*WORK TO BE COMPLETED*.
Exactly as written, quote every line that follows, skipping the images.

Extracted data entries

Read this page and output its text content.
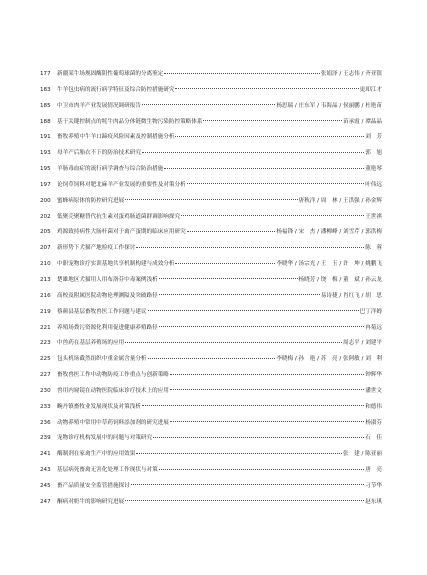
177	新疆某牛场规固酶阴性葡萄球菌的分离鉴定	张娟泽 / 王志伟 / 齐亚银
183	牛羊包虫病的流行病学特征及综合防控措施研究	更却江才
185	中卫市肉羊产业发展情况调研报告	杨思瑞 / 庄东军 / 韦海晶 / 侯丽鹏 / 杜艳苗
188	基于关键控制点的牦牛肉品分体链微生物污染防控策略体系	苗承霞 / 潭晶晶
191	畜牧养殖中牛羊口蹄疫风险因素及控制措施分析	刘　芳
193	母羊产后胎衣不下的防治技术研究	郭　旭
195	羊肠毒血症的流行病学调查与综合防治措施	董艳琴
197	论饲草饲料对肥北麻羊产业发展的重要性及对策分析	叶伟远
200	蜜蜂病原体的防控研究进展	唐秋洋 / 周　林 / 王洪强 / 孙金辉
202	低聚壳聚糖替代抗生素对蛋鸡肠道菌群调影响探究	王世祺
205	鸡源致持病性大肠杆菌对于禽产蛋期的临床应用研究	杨福锋 / 宋　杰 / 潘柳峰 / 刘雪芹 / 郭洪梅
207	新形势下犬猫产地检疫工作探讨	陈　蓉
210	中职宠物诊疗实训基地共享机制构建与成效分析	李晓华 / 汤宗光 / 王　玉 / 许　坤 / 姚鹏飞
213	楚雄地区犬猫用人用布洛芬中毒案例浅析	杨晓芳 / 饶　梅 / 董　斌 / 孙云龙
216	高校及附属医院动物伦理测隘及突破路径	易诗捷 / 肖红飞 / 胡　思
219	蔡颜县基层畜牧兽医工作问题与建议	巴丁洋姆
221	养殖场粪污资源化利用促进健康养殖路径	冉菊远
223	中兽药在基层养殖场的应用	周志平 / 刘建平
225	包头机场截然组织中重金属含量分析	李晓梅 / 孙　艳 / 苏　亮 / 张阿敏 / 刘　利
227	畜牧兽医工作中动物防疫工作重点与创新策略	钟辉华
230	兽用内窥镜在动物医院临床诊疗技术上的应用	潘世文
233	畹丹镇畜牧业发展现状及对策浅析	和德伟
236	动物养殖中常用中草药饲料添加剂的研究进展	杨淑芬
239	宠物诊疗机构发展中的问题与对策研究	石　佳
241	酶制剂在家禽生产中的应用效果	张　建 / 陈亚丽
243	基层病死畜禽无害化处理工作现状与对策	唐　亮
245	畜产品质量安全监管措施探讨	刁节华
247	酮病对奶牛的影响研究进展	赵东琪
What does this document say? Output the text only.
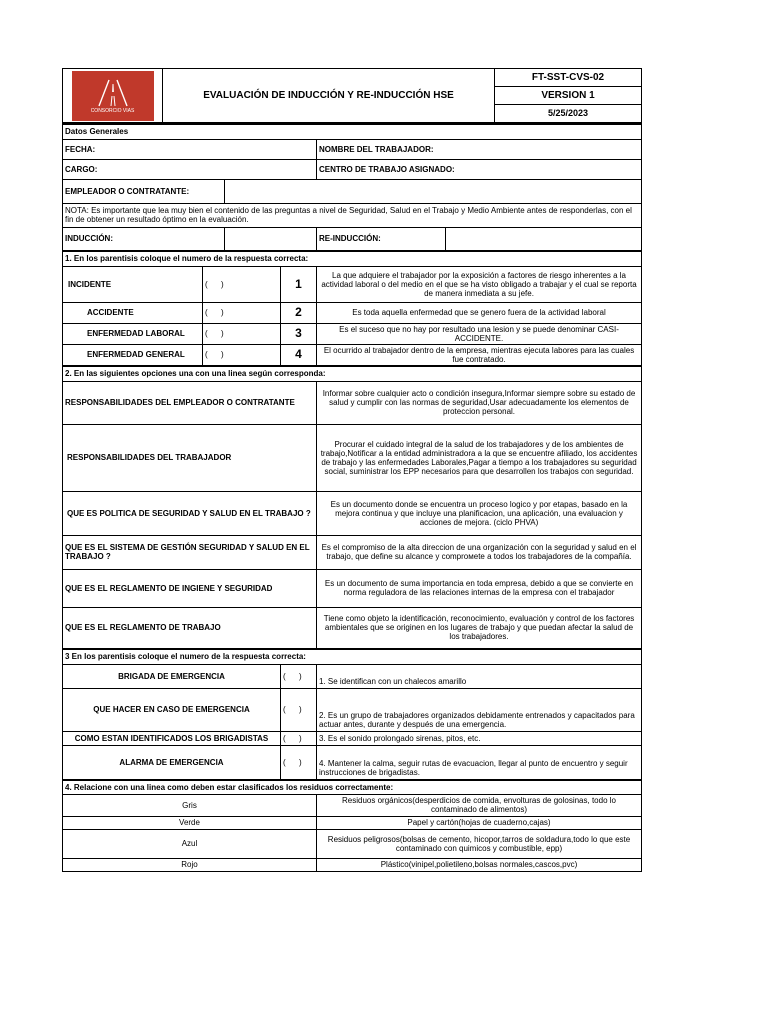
CONSORCIO VIAS
	EVALUACIÓN DE INDUCCIÓN Y RE-INDUCCIÓN HSE	FT-SST-CVS-02
VERSION 1
5/25/2023
Datos Generales			
FECHA:		NOMBRE DEL TRABAJADOR:	
CARGO:		CENTRO DE TRABAJO ASIGNADO:	
EMPLEADOR O CONTRATANTE:			
NOTA: Es importante que lea muy bien el contenido de las preguntas a nivel de Seguridad, Salud en el Trabajo y Medio Ambiente antes de responderlas, con el fin de obtener un resultado óptimo en la evaluación.			
INDUCCIÓN:		RE-INDUCCIÓN:	
1. En los parentisis coloque el numero de la respuesta correcta:			
INCIDENTE	(      )	1	La que adquiere el trabajador por la exposición a factores de riesgo inherentes a la actividad laboral o del medio en el que se ha visto obligado a trabajar y el cual se reporta de manera inmediata a su jefe.
ACCIDENTE	(      )	2	Es toda aquella enfermedad que se genero fuera de la actividad laboral
ENFERMEDAD LABORAL	(      )	3	Es el suceso que no hay por resultado una lesion y se puede denominar CASI-ACCIDENTE.
ENFERMEDAD GENERAL	(      )	4	El ocurrido al trabajador dentro de la empresa, mientras ejecuta labores para las cuales fue contratado.
2. En las siguientes opciones una con una linea según corresponda:	
RESPONSABILIDADES DEL EMPLEADOR O CONTRATANTE	Informar sobre cualquier acto o condición insegura,Informar siempre sobre su estado de salud y cumplir con las normas de seguridad,Usar adecuadamente los elementos de proteccion personal.
RESPONSABILIDADES DEL TRABAJADOR	Procurar el cuidado integral de la salud de los trabajadores y de los ambientes de trabajo,Notificar a la entidad administradora a la que se encuentre afiliado, los accidentes de trabajo y las enfermedades Laborales,Pagar a tiempo a los trabajadores su seguridad social, suministrar los EPP necesarios para que desarrollen los trabajos con seguridad.
QUE ES POLITICA DE SEGURIDAD Y SALUD EN EL TRABAJO ?	Es un documento donde se encuentra un proceso logico y por etapas, basado en la mejora continua y que incluye una planificacion, una aplicación, una evaluacion y acciones de mejora. (ciclo PHVA)
QUE ES EL SISTEMA DE GESTIÓN SEGURIDAD Y SALUD EN EL TRABAJO ?	Es el compromiso de la alta direccion de una organización con la seguridad y salud en el trabajo, que define su alcance y comprомete a todos los trabajadores de la compañía.
QUE ES EL REGLAMENTO DE INGIENE Y SEGURIDAD	Es un documento de suma importancia en toda empresa, debido a que se convierte en norma reguladora de las relaciones internas de la empresa con el trabajador
QUE ES EL REGLAMENTO DE TRABAJO	Tiene como objeto la identificación, reconocimiento, evaluación y control de los factores ambientales que se originen en los lugares de trabajo y que puedan afectar la salud de los trabajadores.
3 En los parentisis coloque el numero de la respuesta correcta:		
BRIGADA DE EMERGENCIA	(      )	1. Se identifican con un chalecos amarillo
QUE HACER EN CASO DE EMERGENCIA	(      )	2. Es un grupo de trabajadores organizados debidamente entrenados y capacitados para actuar antes, durante y después de una emergencia.
COMO ESTAN IDENTIFICADOS LOS BRIGADISTAS	(      )	3. Es el sonido prolongado sirenas, pitos, etc.
ALARMA DE EMERGENCIA	(      )	4. Mantener la calma, seguir rutas de evacuacion, llegar al punto de encuentro y seguir instrucciones de brigadistas.
4. Relacione con una linea como deben estar clasificados los residuos correctamente:	
Gris	Residuos orgánicos(desperdicios de comida, envolturas de golosinas, todo lo contaminado de alimentos)
Verde	Papel y cartón(hojas de cuaderno,cajas)
Azul	Residuos peligrosos(bolsas de cemento, hicopor,tarros de soldadura,todo lo que este contaminado con quimicos y combustible, epp)
Rojo	Plástico(vinipel,polietileno,bolsas normales,cascos,pvc)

*RESPONSE TO THIS TASK*.
Read this page and output its text content.
177	新疆某牛场规固酶阴性葡萄球菌的分离鉴定	张娟泽 / 王志伟 / 齐亚银
183	牛羊包虫病的流行病学特征及综合防控措施研究	更却江才
185	中卫市肉羊产业发展情况调研报告	杨思瑞 / 庄东军 / 韦海晶 / 侯丽鹏 / 杜艳苗
188	基于关键控制点的牦牛肉品分体链微生物污染防控策略体系	苗承霞 / 潭晶晶
191	畜牧养殖中牛羊口蹄疫风险因素及控制措施分析	刘　芳
193	母羊产后胎衣不下的防治技术研究	郭　旭
195	羊肠毒血症的流行病学调查与综合防治措施	董艳琴
197	论饲草饲料对肥北麻羊产业发展的重要性及对策分析	叶伟远
200	蜜蜂病原体的防控研究进展	唐秋洋 / 周　林 / 王洪强 / 孙金辉
202	低聚壳聚糖替代抗生素对蛋鸡肠道菌群调影响探究	王世祺
205	鸡源致持病性大肠杆菌对于禽产蛋期的临床应用研究	杨福锋 / 宋　杰 / 潘柳峰 / 刘雪芹 / 郭洪梅
207	新形势下犬猫产地检疫工作探讨	陈　蓉
210	中职宠物诊疗实训基地共享机制构建与成效分析	李晓华 / 汤宗光 / 王　玉 / 许　坤 / 姚鹏飞
213	楚雄地区犬猫用人用布洛芬中毒案例浅析	杨晓芳 / 饶　梅 / 董　斌 / 孙云龙
216	高校及附属医院动物伦理测隘及突破路径	易诗捷 / 肖红飞 / 胡　思
219	蔡颜县基层畜牧兽医工作问题与建议	巴丁洋姆
221	养殖场粪污资源化利用促进健康养殖路径	冉菊远
223	中兽药在基层养殖场的应用	周志平 / 刘建平
225	包头机场截然组织中重金属含量分析	李晓梅 / 孙　艳 / 苏　亮 / 张阿敏 / 刘　利
227	畜牧兽医工作中动物防疫工作重点与创新策略	钟辉华
230	兽用内窥镜在动物医院临床诊疗技术上的应用	潘世文
233	畹丹镇畜牧业发展现状及对策浅析	和德伟
236	动物养殖中常用中草药饲料添加剂的研究进展	杨淑芬
239	宠物诊疗机构发展中的问题与对策研究	石　佳
241	酶制剂在家禽生产中的应用效果	张　建 / 陈亚丽
243	基层病死畜禽无害化处理工作现状与对策	唐　亮
245	畜产品质量安全监管措施探讨	刁节华
247	酮病对奶牛的影响研究进展	赵东琪
What does this document say? Output the text only.
CONSORCIO VIAS
	EVALUACIÓN DE INDUCCIÓN Y RE-INDUCCIÓN HSE	FT-SST-CVS-02
VERSION 1
5/25/2023
Datos Generales			
FECHA:		NOMBRE DEL TRABAJADOR:	
CARGO:		CENTRO DE TRABAJO ASIGNADO:	
EMPLEADOR O CONTRATANTE:			
NOTA: Es importante que lea muy bien el contenido de las preguntas a nivel de Seguridad, Salud en el Trabajo y Medio Ambiente antes de responderlas, con el fin de obtener un resultado óptimo en la evaluación.			
INDUCCIÓN:		RE-INDUCCIÓN:	
1. En los parentisis coloque el numero de la respuesta correcta:			
INCIDENTE	(      )	1	La que adquiere el trabajador por la exposición a factores de riesgo inherentes a la actividad laboral o del medio en el que se ha visto obligado a trabajar y el cual se reporta de manera inmediata a su jefe.
ACCIDENTE	(      )	2	Es toda aquella enfermedad que se genero fuera de la actividad laboral
ENFERMEDAD LABORAL	(      )	3	Es el suceso que no hay por resultado una lesion y se puede denominar CASI-ACCIDENTE.
ENFERMEDAD GENERAL	(      )	4	El ocurrido al trabajador dentro de la empresa, mientras ejecuta labores para las cuales fue contratado.
2. En las siguientes opciones una con una linea según corresponda:	
RESPONSABILIDADES DEL EMPLEADOR O CONTRATANTE	Informar sobre cualquier acto o condición insegura,Informar siempre sobre su estado de salud y cumplir con las normas de seguridad,Usar adecuadamente los elementos de proteccion personal.
RESPONSABILIDADES DEL TRABAJADOR	Procurar el cuidado integral de la salud de los trabajadores y de los ambientes de trabajo,Notificar a la entidad administradora a la que se encuentre afiliado, los accidentes de trabajo y las enfermedades Laborales,Pagar a tiempo a los trabajadores su seguridad social, suministrar los EPP necesarios para que desarrollen los trabajos con seguridad.
QUE ES POLITICA DE SEGURIDAD Y SALUD EN EL TRABAJO ?	Es un documento donde se encuentra un proceso logico y por etapas, basado en la mejora continua y que incluye una planificacion, una aplicación, una evaluacion y acciones de mejora. (ciclo PHVA)
QUE ES EL SISTEMA DE GESTIÓN SEGURIDAD Y SALUD EN EL TRABAJO ?	Es el compromiso de la alta direccion de una organización con la seguridad y salud en el trabajo, que define su alcance y comprомete a todos los trabajadores de la compañía.
QUE ES EL REGLAMENTO DE INGIENE Y SEGURIDAD	Es un documento de suma importancia en toda empresa, debido a que se convierte en norma reguladora de las relaciones internas de la empresa con el trabajador
QUE ES EL REGLAMENTO DE TRABAJO	Tiene como objeto la identificación, reconocimiento, evaluación y control de los factores ambientales que se originen en los lugares de trabajo y que puedan afectar la salud de los trabajadores.
3 En los parentisis coloque el numero de la respuesta correcta:		
BRIGADA DE EMERGENCIA	(      )	1. Se identifican con un chalecos amarillo
QUE HACER EN CASO DE EMERGENCIA	(      )	2. Es un grupo de trabajadores organizados debidamente entrenados y capacitados para actuar antes, durante y después de una emergencia.
COMO ESTAN IDENTIFICADOS LOS BRIGADISTAS	(      )	3. Es el sonido prolongado sirenas, pitos, etc.
ALARMA DE EMERGENCIA	(      )	4. Mantener la calma, seguir rutas de evacuacion, llegar al punto de encuentro y seguir instrucciones de brigadistas.
4. Relacione con una linea como deben estar clasificados los residuos correctamente:	
Gris	Residuos orgánicos(desperdicios de comida, envolturas de golosinas, todo lo contaminado de alimentos)
Verde	Papel y cartón(hojas de cuaderno,cajas)
Azul	Residuos peligrosos(bolsas de cemento, hicopor,tarros de soldadura,todo lo que este contaminado con quimicos y combustible, epp)
Rojo	Plástico(vinipel,polietileno,bolsas normales,cascos,pvc)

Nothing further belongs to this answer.